Reproduce word for word the rows from the first row through the row that contains "footer: f Search".

Given data —
--------------------------------------------------

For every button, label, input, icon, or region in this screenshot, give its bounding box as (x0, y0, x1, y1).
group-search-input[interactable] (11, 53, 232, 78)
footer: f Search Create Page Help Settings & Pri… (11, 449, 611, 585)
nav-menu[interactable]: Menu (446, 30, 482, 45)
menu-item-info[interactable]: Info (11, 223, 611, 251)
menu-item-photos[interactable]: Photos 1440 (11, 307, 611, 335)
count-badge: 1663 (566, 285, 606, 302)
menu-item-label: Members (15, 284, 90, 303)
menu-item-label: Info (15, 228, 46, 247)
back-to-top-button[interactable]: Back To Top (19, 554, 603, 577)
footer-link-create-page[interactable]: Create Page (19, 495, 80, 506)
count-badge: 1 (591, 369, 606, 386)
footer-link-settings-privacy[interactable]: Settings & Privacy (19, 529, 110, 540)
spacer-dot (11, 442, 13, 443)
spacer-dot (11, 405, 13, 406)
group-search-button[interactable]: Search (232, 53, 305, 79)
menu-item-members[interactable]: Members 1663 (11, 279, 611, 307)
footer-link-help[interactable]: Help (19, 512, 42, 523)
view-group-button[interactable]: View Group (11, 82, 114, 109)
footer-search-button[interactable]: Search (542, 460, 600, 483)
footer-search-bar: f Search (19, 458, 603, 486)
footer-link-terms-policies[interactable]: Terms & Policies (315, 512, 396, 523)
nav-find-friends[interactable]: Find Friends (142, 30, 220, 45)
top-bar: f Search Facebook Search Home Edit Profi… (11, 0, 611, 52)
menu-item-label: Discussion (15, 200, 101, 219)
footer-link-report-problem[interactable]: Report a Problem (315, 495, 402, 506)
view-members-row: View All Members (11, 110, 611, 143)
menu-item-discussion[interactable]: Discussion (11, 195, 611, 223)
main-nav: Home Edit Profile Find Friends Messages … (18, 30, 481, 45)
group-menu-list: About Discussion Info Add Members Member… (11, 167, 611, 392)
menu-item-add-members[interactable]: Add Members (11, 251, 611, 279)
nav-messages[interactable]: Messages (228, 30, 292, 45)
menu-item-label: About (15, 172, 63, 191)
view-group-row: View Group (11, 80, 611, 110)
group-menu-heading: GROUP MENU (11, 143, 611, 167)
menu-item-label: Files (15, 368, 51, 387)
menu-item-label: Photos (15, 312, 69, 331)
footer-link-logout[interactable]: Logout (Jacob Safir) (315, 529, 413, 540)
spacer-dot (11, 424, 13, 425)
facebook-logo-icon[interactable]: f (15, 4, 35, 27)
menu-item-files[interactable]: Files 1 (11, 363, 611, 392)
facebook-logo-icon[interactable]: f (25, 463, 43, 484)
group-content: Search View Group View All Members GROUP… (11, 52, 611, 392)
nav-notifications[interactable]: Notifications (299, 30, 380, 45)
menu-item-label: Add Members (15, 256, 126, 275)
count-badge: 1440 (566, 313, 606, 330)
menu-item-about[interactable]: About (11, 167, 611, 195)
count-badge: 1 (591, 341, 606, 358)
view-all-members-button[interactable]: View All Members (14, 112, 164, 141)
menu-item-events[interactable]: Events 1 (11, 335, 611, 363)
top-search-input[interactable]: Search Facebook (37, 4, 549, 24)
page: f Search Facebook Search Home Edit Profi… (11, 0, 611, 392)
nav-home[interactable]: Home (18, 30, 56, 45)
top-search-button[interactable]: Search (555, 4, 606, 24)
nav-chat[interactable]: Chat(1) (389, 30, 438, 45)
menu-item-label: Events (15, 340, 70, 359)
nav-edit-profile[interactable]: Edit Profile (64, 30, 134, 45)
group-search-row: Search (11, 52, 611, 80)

--------------------------------------------------

Written solution —
For every button, label, input, icon, or region in this screenshot, give its bounding box as (x0, y0, x1, y1).
group-search-input[interactable] (11, 53, 232, 78)
footer: f Search Create Page Help Settings & Pri… (11, 449, 611, 585)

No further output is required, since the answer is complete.